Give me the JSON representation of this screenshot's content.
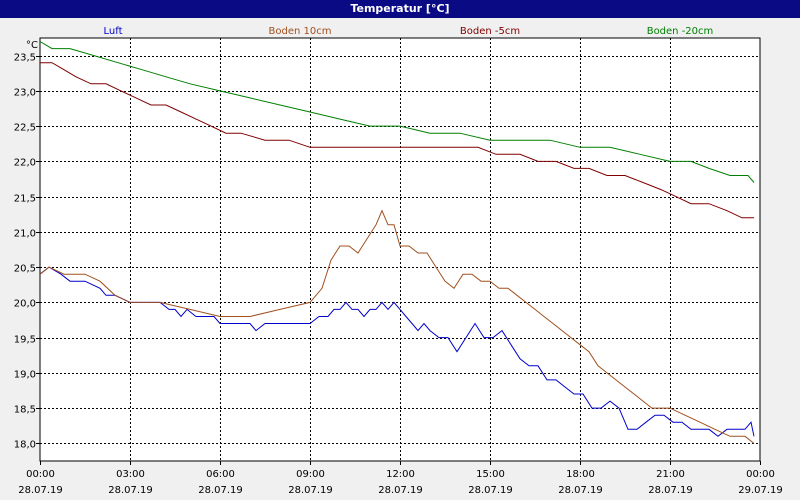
{
  "window": {
    "title": "Temperatur [°C]"
  },
  "chart_data": {
    "type": "line",
    "title": "Temperatur [°C]",
    "ylabel": "°C",
    "xlabel": "",
    "ylim": [
      17.75,
      23.75
    ],
    "xlim": [
      0,
      24
    ],
    "grid": true,
    "legend_placement": "top",
    "y_ticks": [
      {
        "value": 18.0,
        "label": "18,0"
      },
      {
        "value": 18.5,
        "label": "18,5"
      },
      {
        "value": 19.0,
        "label": "19,0"
      },
      {
        "value": 19.5,
        "label": "19,5"
      },
      {
        "value": 20.0,
        "label": "20,0"
      },
      {
        "value": 20.5,
        "label": "20,5"
      },
      {
        "value": 21.0,
        "label": "21,0"
      },
      {
        "value": 21.5,
        "label": "21,5"
      },
      {
        "value": 22.0,
        "label": "22,0"
      },
      {
        "value": 22.5,
        "label": "22,5"
      },
      {
        "value": 23.0,
        "label": "23,0"
      },
      {
        "value": 23.5,
        "label": "23,5"
      }
    ],
    "x_ticks": [
      {
        "value": 0,
        "time": "00:00",
        "date": "28.07.19"
      },
      {
        "value": 3,
        "time": "03:00",
        "date": "28.07.19"
      },
      {
        "value": 6,
        "time": "06:00",
        "date": "28.07.19"
      },
      {
        "value": 9,
        "time": "09:00",
        "date": "28.07.19"
      },
      {
        "value": 12,
        "time": "12:00",
        "date": "28.07.19"
      },
      {
        "value": 15,
        "time": "15:00",
        "date": "28.07.19"
      },
      {
        "value": 18,
        "time": "18:00",
        "date": "28.07.19"
      },
      {
        "value": 21,
        "time": "21:00",
        "date": "28.07.19"
      },
      {
        "value": 24,
        "time": "00:00",
        "date": "29.07.19"
      }
    ],
    "series": [
      {
        "name": "Luft",
        "color": "#0000cc",
        "x": [
          0,
          0.3,
          0.7,
          1.0,
          1.5,
          2.0,
          2.2,
          2.5,
          3.0,
          3.5,
          4.0,
          4.3,
          4.5,
          4.7,
          4.9,
          5.2,
          5.5,
          5.8,
          6.0,
          6.5,
          6.8,
          7.0,
          7.2,
          7.5,
          8.0,
          8.5,
          9.0,
          9.3,
          9.6,
          9.8,
          10.0,
          10.2,
          10.4,
          10.6,
          10.8,
          11.0,
          11.2,
          11.4,
          11.6,
          11.8,
          12.0,
          12.2,
          12.4,
          12.6,
          12.8,
          13.0,
          13.3,
          13.6,
          13.9,
          14.2,
          14.5,
          14.8,
          15.1,
          15.4,
          15.7,
          16.0,
          16.3,
          16.6,
          16.9,
          17.2,
          17.5,
          17.8,
          18.1,
          18.4,
          18.7,
          19.0,
          19.3,
          19.6,
          19.9,
          20.2,
          20.5,
          20.8,
          21.1,
          21.4,
          21.7,
          22.0,
          22.3,
          22.6,
          22.9,
          23.2,
          23.5,
          23.7,
          23.8
        ],
        "y": [
          20.4,
          20.5,
          20.4,
          20.3,
          20.3,
          20.2,
          20.1,
          20.1,
          20.0,
          20.0,
          20.0,
          19.9,
          19.9,
          19.8,
          19.9,
          19.8,
          19.8,
          19.8,
          19.7,
          19.7,
          19.7,
          19.7,
          19.6,
          19.7,
          19.7,
          19.7,
          19.7,
          19.8,
          19.8,
          19.9,
          19.9,
          20.0,
          19.9,
          19.9,
          19.8,
          19.9,
          19.9,
          20.0,
          19.9,
          20.0,
          19.9,
          19.8,
          19.7,
          19.6,
          19.7,
          19.6,
          19.5,
          19.5,
          19.3,
          19.5,
          19.7,
          19.5,
          19.5,
          19.6,
          19.4,
          19.2,
          19.1,
          19.1,
          18.9,
          18.9,
          18.8,
          18.7,
          18.7,
          18.5,
          18.5,
          18.6,
          18.5,
          18.2,
          18.2,
          18.3,
          18.4,
          18.4,
          18.3,
          18.3,
          18.2,
          18.2,
          18.2,
          18.1,
          18.2,
          18.2,
          18.2,
          18.3,
          18.1
        ]
      },
      {
        "name": "Boden 10cm",
        "color": "#a0501e",
        "x": [
          0,
          0.3,
          0.8,
          1.5,
          2.0,
          2.5,
          3.0,
          4.0,
          5.0,
          6.0,
          7.0,
          8.0,
          9.0,
          9.4,
          9.7,
          10.0,
          10.3,
          10.6,
          10.9,
          11.2,
          11.4,
          11.6,
          11.8,
          12.0,
          12.3,
          12.6,
          12.9,
          13.2,
          13.5,
          13.8,
          14.1,
          14.4,
          14.7,
          15.0,
          15.3,
          15.6,
          15.9,
          16.2,
          16.5,
          16.8,
          17.1,
          17.4,
          17.7,
          18.0,
          18.3,
          18.6,
          18.9,
          19.2,
          19.5,
          19.8,
          20.1,
          20.4,
          20.7,
          21.0,
          21.5,
          22.0,
          22.5,
          23.0,
          23.5,
          23.8
        ],
        "y": [
          20.4,
          20.5,
          20.4,
          20.4,
          20.3,
          20.1,
          20.0,
          20.0,
          19.9,
          19.8,
          19.8,
          19.9,
          20.0,
          20.2,
          20.6,
          20.8,
          20.8,
          20.7,
          20.9,
          21.1,
          21.3,
          21.1,
          21.1,
          20.8,
          20.8,
          20.7,
          20.7,
          20.5,
          20.3,
          20.2,
          20.4,
          20.4,
          20.3,
          20.3,
          20.2,
          20.2,
          20.1,
          20.0,
          19.9,
          19.8,
          19.7,
          19.6,
          19.5,
          19.4,
          19.3,
          19.1,
          19.0,
          18.9,
          18.8,
          18.7,
          18.6,
          18.5,
          18.5,
          18.5,
          18.4,
          18.3,
          18.2,
          18.1,
          18.1,
          18.0
        ]
      },
      {
        "name": "Boden -5cm",
        "color": "#800000",
        "x": [
          0,
          0.4,
          0.8,
          1.2,
          1.7,
          2.2,
          2.7,
          3.2,
          3.7,
          4.2,
          4.7,
          5.2,
          5.7,
          6.2,
          6.7,
          7.5,
          8.3,
          9.0,
          10.0,
          11.0,
          12.0,
          13.0,
          14.0,
          14.6,
          15.2,
          16.0,
          16.6,
          17.2,
          17.8,
          18.3,
          18.9,
          19.5,
          20.1,
          20.7,
          21.2,
          21.7,
          22.3,
          22.9,
          23.4,
          23.8
        ],
        "y": [
          23.4,
          23.4,
          23.3,
          23.2,
          23.1,
          23.1,
          23.0,
          22.9,
          22.8,
          22.8,
          22.7,
          22.6,
          22.5,
          22.4,
          22.4,
          22.3,
          22.3,
          22.2,
          22.2,
          22.2,
          22.2,
          22.2,
          22.2,
          22.2,
          22.1,
          22.1,
          22.0,
          22.0,
          21.9,
          21.9,
          21.8,
          21.8,
          21.7,
          21.6,
          21.5,
          21.4,
          21.4,
          21.3,
          21.2,
          21.2
        ]
      },
      {
        "name": "Boden -20cm",
        "color": "#008000",
        "x": [
          0,
          0.4,
          1.0,
          1.8,
          2.6,
          3.4,
          4.2,
          5.0,
          6.0,
          7.0,
          8.0,
          9.0,
          10.0,
          11.0,
          12.0,
          13.0,
          14.0,
          15.0,
          16.0,
          17.0,
          18.0,
          19.0,
          20.0,
          21.0,
          21.7,
          22.3,
          23.0,
          23.6,
          23.8
        ],
        "y": [
          23.7,
          23.6,
          23.6,
          23.5,
          23.4,
          23.3,
          23.2,
          23.1,
          23.0,
          22.9,
          22.8,
          22.7,
          22.6,
          22.5,
          22.5,
          22.4,
          22.4,
          22.3,
          22.3,
          22.3,
          22.2,
          22.2,
          22.1,
          22.0,
          22.0,
          21.9,
          21.8,
          21.8,
          21.7
        ]
      }
    ]
  }
}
------
- **Description of the task**: Find the lines holding "Boden" and list every one.

- **Response below**:
        "name": "Boden 10cm",
        "name": "Boden -5cm",
        "name": "Boden -20cm",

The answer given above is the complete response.